PROBLEM DETAILS » For each line that holds "Kater", copy the line out.

Collection entries
____
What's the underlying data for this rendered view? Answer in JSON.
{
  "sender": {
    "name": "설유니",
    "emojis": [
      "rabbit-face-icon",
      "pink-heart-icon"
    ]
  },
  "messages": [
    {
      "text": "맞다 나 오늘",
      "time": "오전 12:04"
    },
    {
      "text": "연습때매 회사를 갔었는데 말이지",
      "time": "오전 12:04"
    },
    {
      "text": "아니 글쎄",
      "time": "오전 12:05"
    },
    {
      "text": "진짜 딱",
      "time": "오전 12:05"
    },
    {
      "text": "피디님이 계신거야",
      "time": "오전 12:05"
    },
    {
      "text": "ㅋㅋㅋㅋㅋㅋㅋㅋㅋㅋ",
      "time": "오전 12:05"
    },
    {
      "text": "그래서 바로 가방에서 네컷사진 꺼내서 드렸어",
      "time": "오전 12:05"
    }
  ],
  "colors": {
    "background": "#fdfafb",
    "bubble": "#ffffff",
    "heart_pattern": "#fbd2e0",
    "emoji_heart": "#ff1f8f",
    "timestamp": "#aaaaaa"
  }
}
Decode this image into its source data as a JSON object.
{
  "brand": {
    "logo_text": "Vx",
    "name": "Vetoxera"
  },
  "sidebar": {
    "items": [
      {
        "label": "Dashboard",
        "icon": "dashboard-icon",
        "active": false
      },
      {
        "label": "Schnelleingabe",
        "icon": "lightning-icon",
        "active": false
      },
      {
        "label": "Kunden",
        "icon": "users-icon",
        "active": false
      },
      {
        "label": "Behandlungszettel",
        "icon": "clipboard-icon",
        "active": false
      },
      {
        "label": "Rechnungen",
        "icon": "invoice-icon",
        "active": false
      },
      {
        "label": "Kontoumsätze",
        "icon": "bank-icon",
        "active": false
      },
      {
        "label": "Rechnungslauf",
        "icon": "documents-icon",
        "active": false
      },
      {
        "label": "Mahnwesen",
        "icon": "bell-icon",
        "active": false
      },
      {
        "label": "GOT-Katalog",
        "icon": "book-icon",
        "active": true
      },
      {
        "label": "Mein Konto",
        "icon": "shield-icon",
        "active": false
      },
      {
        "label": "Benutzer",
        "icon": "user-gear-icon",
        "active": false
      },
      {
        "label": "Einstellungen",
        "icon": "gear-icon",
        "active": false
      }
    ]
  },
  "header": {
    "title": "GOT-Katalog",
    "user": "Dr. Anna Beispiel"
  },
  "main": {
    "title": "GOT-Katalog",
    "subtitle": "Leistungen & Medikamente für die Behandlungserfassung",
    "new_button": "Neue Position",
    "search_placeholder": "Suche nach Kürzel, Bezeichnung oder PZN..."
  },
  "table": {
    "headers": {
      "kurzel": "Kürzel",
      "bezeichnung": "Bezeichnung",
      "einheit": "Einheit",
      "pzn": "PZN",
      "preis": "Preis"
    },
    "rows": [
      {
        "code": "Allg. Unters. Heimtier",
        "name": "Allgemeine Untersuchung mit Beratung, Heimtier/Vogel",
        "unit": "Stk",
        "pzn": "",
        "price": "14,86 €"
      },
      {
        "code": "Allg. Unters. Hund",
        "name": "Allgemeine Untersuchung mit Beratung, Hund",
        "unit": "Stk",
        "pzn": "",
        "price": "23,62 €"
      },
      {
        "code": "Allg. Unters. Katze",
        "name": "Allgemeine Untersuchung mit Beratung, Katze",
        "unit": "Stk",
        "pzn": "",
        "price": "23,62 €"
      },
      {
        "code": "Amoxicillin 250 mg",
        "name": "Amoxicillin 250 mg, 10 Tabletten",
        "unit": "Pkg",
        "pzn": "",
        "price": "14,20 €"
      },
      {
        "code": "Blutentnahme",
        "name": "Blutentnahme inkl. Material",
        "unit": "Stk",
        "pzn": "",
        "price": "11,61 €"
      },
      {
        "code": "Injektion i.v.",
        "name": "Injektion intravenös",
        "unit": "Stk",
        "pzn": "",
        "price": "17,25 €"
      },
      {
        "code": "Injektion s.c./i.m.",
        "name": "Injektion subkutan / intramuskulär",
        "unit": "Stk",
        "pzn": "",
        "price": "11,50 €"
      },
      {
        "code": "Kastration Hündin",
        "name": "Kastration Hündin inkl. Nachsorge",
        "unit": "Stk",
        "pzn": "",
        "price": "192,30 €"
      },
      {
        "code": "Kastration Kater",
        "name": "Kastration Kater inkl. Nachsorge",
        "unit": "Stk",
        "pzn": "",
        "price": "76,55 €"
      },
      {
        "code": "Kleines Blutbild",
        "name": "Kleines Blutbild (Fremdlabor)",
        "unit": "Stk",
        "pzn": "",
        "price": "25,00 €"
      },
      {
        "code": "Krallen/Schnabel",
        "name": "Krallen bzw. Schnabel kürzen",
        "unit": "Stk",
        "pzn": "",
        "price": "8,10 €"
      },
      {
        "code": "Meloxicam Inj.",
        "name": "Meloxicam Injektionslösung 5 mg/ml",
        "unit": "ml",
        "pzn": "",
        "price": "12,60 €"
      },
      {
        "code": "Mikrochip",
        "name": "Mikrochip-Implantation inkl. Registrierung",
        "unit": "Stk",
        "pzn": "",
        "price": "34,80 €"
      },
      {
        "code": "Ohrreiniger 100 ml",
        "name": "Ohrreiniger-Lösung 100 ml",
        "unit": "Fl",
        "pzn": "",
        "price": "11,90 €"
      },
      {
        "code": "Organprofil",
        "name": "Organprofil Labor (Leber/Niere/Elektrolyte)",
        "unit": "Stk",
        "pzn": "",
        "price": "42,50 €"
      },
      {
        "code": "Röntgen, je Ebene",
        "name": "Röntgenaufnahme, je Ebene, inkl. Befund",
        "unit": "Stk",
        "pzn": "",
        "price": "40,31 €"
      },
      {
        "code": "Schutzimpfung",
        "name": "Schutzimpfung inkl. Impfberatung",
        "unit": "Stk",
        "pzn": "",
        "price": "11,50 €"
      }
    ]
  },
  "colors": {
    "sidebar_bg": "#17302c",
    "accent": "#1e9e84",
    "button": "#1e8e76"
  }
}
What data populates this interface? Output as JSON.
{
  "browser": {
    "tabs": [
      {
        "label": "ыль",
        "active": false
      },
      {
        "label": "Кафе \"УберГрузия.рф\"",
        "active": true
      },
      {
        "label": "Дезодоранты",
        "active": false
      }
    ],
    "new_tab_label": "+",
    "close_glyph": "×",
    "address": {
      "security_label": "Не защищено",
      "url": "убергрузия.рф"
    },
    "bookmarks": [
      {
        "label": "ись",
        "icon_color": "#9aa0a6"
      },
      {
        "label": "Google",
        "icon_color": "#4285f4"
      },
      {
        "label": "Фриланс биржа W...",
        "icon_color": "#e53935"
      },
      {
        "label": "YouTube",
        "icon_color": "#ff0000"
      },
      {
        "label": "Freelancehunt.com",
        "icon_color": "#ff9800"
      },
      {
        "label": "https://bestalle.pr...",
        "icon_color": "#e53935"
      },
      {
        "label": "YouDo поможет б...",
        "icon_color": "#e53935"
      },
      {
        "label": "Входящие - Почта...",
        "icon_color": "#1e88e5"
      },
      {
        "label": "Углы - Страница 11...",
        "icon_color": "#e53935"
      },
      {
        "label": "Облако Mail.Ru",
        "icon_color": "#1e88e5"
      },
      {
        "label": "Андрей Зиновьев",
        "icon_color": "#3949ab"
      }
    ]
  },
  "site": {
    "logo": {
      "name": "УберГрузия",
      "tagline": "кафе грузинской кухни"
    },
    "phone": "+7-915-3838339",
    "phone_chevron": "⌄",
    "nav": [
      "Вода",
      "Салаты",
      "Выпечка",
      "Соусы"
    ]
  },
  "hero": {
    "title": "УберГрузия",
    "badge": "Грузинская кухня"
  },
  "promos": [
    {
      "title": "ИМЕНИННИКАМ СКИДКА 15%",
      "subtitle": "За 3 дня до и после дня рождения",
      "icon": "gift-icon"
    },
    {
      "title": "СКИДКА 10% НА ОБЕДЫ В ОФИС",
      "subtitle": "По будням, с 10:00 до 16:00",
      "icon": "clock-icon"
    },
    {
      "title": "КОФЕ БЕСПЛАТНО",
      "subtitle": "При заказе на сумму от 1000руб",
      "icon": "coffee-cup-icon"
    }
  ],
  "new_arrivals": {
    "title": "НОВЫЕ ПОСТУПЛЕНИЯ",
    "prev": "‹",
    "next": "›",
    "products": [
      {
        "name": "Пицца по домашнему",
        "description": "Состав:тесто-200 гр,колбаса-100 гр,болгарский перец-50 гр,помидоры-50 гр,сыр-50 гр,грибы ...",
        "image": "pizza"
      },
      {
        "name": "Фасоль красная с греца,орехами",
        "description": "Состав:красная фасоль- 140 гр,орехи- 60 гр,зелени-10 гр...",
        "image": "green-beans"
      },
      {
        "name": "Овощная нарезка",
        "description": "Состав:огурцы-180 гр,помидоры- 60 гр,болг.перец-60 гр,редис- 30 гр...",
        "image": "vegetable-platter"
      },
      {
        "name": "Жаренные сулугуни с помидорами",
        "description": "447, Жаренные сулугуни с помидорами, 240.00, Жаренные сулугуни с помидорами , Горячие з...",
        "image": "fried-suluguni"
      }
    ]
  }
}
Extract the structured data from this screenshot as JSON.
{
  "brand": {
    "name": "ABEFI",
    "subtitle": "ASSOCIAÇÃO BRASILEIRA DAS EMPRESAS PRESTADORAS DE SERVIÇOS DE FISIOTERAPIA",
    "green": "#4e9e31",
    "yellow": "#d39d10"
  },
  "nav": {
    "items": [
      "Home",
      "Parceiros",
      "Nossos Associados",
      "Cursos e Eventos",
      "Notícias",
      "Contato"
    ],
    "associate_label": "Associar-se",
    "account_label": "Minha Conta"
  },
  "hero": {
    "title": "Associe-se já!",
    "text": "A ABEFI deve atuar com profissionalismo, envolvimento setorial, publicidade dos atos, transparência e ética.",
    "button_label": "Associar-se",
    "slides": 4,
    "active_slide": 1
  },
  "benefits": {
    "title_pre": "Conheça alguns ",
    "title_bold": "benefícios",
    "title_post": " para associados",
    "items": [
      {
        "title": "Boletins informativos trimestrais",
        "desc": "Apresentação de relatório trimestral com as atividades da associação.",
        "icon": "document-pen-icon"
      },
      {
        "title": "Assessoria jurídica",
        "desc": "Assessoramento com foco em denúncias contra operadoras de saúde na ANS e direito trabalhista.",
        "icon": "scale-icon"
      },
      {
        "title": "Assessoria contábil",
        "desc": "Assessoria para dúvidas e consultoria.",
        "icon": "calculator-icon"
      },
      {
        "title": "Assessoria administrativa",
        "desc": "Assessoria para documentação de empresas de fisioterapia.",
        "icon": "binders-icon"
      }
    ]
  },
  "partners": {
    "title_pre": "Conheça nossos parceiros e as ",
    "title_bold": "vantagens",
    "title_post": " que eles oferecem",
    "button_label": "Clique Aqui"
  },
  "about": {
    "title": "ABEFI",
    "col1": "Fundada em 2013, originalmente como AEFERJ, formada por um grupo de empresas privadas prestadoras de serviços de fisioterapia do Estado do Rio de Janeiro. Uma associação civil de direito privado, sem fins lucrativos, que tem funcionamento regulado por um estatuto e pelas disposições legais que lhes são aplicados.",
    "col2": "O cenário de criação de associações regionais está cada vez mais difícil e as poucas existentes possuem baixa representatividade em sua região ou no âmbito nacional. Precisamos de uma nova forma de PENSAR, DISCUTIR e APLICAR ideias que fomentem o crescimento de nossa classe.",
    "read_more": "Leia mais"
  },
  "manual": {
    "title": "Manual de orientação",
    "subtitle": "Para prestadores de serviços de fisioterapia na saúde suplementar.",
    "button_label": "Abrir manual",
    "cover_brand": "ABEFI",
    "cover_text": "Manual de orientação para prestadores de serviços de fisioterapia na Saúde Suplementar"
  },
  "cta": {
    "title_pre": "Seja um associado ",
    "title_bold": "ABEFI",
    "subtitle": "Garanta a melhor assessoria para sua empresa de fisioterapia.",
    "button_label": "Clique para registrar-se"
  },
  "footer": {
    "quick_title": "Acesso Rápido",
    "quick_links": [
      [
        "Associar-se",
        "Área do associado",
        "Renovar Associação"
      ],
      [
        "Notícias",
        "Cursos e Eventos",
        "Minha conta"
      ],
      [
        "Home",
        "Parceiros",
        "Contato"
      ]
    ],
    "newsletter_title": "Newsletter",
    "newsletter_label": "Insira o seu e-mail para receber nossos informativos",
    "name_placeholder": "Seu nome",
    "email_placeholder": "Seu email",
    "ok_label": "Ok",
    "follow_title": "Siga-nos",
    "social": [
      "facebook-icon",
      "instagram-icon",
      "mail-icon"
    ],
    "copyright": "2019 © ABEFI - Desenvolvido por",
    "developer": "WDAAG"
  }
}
____
REPLY TO THE TASK »
        "code": "Kastration Kater",
        "name": "Kastration Kater inkl. Nachsorge",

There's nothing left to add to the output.